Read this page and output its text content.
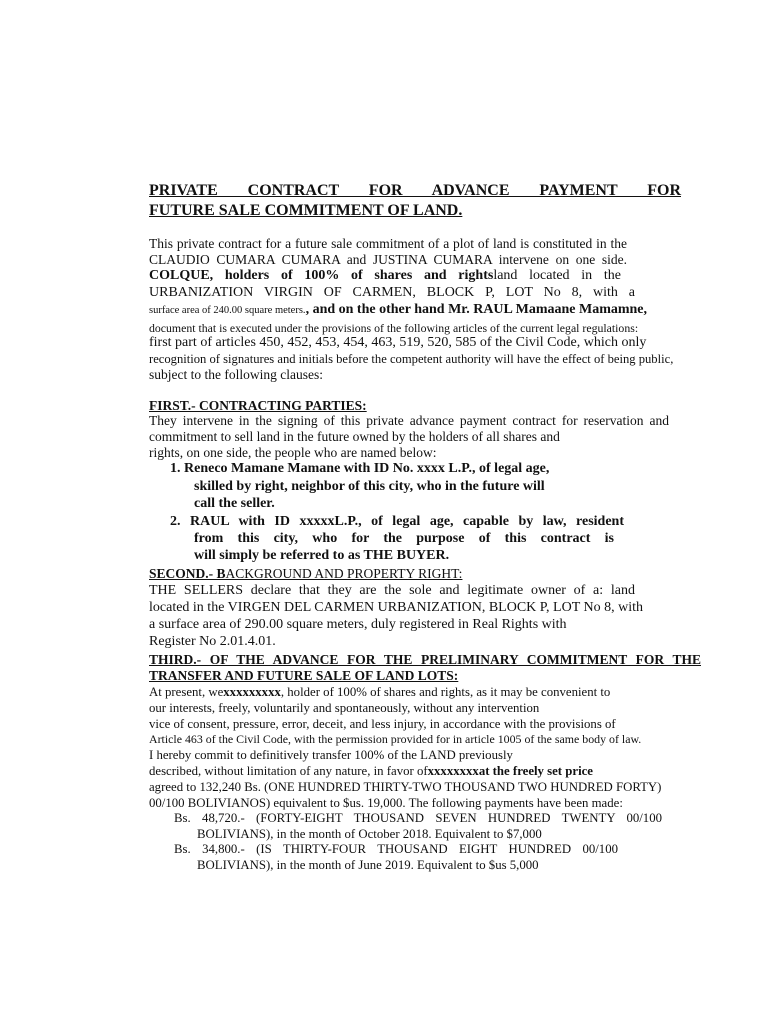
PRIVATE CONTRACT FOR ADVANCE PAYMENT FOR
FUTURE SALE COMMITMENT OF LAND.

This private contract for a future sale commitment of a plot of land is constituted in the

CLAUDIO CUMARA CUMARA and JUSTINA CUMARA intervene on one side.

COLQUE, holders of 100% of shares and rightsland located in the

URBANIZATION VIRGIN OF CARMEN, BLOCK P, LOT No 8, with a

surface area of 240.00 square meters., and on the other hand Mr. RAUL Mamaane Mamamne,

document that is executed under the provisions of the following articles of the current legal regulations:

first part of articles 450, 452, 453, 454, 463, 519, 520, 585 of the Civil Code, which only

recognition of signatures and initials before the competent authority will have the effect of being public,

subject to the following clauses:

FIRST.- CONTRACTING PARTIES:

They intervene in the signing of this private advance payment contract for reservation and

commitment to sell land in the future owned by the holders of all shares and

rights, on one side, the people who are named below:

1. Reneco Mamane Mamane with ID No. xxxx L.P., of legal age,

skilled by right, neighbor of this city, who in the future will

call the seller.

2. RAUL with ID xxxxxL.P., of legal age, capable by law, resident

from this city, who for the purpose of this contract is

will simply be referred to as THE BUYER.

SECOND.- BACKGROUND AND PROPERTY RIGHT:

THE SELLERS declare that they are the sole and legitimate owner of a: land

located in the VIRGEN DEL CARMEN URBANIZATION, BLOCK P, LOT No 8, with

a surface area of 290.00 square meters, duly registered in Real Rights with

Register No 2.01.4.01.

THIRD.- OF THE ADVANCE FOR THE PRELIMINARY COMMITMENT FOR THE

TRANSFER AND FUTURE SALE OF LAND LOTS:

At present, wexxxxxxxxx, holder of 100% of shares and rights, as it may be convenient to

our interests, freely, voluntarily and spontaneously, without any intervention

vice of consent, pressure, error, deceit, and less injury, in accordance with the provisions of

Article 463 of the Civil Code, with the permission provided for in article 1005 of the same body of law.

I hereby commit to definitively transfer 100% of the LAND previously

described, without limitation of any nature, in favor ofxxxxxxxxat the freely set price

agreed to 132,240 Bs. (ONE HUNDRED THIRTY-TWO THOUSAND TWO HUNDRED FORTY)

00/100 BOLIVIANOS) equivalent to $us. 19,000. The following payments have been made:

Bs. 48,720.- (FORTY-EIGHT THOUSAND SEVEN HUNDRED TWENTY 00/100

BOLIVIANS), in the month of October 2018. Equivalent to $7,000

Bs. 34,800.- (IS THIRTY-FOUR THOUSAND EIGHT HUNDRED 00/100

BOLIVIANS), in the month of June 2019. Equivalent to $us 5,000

◆ Task ◆
Find every line in the records above that holds the word "Civil", and copy each one.

◆ Solution ◆
first part of articles 450, 452, 453, 454, 463, 519, 520, 585 of the Civil Code, which only
Article 463 of the Civil Code, with the permission provided for in article 1005 of the same body of law.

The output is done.